# [Work instructions]
Below is a listing. Gather each line of it that contains "weeks".

# [Data lines]

◇ ◇ ◇ ◇ ◇

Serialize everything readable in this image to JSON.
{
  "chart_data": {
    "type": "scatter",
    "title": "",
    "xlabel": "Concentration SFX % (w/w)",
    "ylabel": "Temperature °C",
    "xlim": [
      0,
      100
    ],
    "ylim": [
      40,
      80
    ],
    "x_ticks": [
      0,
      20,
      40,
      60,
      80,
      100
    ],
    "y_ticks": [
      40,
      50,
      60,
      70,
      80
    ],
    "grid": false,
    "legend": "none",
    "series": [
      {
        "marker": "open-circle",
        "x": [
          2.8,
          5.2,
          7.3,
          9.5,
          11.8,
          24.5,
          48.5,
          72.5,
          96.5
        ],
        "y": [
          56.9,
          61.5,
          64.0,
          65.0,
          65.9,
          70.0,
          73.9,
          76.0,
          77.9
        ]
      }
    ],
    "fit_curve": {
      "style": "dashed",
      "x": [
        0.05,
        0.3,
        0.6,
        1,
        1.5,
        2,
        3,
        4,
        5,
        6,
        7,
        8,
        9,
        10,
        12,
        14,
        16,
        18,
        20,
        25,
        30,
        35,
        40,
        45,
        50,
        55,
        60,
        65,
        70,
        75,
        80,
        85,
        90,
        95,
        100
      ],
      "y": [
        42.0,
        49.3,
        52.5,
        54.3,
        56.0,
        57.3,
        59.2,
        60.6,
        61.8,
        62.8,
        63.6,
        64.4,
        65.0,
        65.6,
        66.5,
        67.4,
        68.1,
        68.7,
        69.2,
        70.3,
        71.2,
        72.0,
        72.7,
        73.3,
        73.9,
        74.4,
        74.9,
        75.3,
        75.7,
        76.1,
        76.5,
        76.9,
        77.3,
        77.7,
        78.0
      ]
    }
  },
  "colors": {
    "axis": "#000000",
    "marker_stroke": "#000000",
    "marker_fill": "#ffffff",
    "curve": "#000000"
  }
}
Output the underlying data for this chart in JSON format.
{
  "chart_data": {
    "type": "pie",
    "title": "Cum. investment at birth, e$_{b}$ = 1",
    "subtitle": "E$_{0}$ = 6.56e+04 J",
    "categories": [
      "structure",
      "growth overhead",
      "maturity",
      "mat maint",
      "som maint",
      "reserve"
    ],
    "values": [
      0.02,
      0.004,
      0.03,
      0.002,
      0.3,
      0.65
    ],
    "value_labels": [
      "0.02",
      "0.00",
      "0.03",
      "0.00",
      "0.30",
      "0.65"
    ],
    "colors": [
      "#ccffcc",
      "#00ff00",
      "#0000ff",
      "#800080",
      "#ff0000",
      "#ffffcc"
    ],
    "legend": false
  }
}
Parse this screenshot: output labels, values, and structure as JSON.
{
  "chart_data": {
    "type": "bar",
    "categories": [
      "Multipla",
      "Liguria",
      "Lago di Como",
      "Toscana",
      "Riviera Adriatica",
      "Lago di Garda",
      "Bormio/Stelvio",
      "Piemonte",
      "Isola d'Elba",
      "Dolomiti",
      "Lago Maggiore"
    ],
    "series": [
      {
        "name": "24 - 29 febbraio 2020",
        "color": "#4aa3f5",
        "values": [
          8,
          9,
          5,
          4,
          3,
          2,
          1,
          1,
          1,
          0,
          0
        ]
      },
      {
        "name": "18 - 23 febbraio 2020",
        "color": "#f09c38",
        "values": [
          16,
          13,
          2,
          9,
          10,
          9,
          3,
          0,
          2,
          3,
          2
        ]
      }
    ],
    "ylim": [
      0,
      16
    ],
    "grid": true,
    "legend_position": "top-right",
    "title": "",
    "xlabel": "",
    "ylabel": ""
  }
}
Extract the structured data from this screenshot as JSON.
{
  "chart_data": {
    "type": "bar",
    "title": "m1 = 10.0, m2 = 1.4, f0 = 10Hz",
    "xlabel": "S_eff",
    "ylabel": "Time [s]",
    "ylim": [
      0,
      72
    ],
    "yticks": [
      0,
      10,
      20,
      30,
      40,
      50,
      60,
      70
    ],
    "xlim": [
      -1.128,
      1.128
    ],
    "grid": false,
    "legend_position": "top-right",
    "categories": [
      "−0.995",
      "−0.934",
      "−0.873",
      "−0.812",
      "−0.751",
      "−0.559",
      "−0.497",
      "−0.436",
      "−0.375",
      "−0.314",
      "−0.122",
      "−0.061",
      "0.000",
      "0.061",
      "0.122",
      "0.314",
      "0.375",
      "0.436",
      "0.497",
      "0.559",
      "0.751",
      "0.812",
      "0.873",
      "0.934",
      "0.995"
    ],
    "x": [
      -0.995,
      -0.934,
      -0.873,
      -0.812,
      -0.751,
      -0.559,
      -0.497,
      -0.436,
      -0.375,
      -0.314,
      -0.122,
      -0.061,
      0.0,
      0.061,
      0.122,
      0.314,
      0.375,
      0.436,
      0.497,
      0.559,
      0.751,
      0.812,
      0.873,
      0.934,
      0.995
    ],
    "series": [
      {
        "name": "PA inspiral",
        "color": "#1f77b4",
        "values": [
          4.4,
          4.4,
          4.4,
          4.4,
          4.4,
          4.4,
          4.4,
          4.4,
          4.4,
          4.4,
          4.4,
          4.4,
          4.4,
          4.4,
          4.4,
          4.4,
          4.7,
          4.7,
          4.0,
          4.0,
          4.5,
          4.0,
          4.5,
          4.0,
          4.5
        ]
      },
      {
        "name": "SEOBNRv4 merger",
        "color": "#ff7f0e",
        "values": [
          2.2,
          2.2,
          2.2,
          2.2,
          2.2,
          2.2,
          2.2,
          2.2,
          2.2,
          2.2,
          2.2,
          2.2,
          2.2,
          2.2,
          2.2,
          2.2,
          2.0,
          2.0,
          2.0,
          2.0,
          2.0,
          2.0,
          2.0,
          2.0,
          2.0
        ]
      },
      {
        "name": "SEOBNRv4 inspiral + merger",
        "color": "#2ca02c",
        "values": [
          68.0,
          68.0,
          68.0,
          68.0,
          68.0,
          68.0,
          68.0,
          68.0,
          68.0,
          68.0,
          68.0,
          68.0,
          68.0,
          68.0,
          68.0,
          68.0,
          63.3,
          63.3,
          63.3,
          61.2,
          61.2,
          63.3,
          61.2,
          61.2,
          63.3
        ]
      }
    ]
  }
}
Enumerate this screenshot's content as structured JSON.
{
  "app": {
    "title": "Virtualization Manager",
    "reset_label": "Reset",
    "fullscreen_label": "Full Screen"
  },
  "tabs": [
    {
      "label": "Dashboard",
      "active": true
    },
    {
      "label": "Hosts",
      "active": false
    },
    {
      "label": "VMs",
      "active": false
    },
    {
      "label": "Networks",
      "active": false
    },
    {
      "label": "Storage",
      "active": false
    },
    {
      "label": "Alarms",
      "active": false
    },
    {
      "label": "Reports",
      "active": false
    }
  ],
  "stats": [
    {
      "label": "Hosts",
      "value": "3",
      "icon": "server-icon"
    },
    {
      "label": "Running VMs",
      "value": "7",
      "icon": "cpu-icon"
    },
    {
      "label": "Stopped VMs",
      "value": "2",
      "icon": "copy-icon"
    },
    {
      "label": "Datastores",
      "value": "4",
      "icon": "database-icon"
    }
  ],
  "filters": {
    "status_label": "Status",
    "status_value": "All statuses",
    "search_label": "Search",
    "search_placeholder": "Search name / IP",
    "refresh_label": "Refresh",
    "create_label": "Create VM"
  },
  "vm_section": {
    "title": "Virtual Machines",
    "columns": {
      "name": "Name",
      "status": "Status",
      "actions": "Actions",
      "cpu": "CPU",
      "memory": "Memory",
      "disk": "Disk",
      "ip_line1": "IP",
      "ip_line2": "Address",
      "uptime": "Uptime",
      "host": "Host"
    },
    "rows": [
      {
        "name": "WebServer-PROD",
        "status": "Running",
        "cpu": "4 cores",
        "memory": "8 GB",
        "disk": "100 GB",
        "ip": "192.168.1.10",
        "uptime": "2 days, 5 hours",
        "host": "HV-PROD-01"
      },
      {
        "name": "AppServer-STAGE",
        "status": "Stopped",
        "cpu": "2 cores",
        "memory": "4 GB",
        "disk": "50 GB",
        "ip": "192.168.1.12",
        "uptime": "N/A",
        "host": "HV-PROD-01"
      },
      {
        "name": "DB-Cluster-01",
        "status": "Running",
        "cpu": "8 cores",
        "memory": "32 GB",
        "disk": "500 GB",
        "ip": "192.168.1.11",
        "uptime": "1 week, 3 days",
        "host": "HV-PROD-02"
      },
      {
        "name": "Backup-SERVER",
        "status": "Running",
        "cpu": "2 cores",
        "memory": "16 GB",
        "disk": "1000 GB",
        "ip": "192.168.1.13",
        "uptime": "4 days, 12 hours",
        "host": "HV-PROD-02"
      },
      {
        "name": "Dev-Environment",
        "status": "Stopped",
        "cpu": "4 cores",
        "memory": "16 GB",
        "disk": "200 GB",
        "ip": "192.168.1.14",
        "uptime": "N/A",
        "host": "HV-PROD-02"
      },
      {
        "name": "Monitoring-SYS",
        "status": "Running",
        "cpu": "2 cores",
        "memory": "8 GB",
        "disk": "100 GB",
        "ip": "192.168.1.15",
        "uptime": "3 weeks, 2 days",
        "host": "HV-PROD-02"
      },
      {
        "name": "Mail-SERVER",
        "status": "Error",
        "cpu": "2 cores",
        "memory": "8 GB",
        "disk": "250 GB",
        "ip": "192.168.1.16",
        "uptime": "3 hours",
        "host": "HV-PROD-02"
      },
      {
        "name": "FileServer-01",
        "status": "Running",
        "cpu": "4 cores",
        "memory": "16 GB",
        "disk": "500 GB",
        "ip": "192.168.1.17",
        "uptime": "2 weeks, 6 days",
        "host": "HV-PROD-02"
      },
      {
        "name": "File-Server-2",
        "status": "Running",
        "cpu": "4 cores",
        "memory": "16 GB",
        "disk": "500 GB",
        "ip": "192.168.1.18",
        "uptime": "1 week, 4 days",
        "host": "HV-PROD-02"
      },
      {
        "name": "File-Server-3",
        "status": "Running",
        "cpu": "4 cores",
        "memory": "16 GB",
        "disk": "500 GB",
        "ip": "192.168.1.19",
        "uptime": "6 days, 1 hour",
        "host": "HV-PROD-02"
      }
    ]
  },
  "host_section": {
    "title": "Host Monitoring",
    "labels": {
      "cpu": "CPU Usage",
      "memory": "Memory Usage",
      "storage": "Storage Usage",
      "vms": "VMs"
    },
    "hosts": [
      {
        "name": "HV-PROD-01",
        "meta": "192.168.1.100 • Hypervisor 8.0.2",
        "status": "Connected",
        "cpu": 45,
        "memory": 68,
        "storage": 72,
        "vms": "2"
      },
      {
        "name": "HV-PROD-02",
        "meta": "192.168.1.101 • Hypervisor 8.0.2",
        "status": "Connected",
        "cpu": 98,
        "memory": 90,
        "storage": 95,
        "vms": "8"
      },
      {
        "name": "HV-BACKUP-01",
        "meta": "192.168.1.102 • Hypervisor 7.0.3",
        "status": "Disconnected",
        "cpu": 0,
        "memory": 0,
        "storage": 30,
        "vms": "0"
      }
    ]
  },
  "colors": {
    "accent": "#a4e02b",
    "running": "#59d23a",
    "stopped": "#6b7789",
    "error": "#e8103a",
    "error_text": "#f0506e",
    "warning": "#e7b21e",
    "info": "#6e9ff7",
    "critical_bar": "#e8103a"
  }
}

◇ ◇ ◇ ◇ ◇

# [Finished answer]
        "uptime": "3 weeks, 2 days",
        "uptime": "2 weeks, 6 days",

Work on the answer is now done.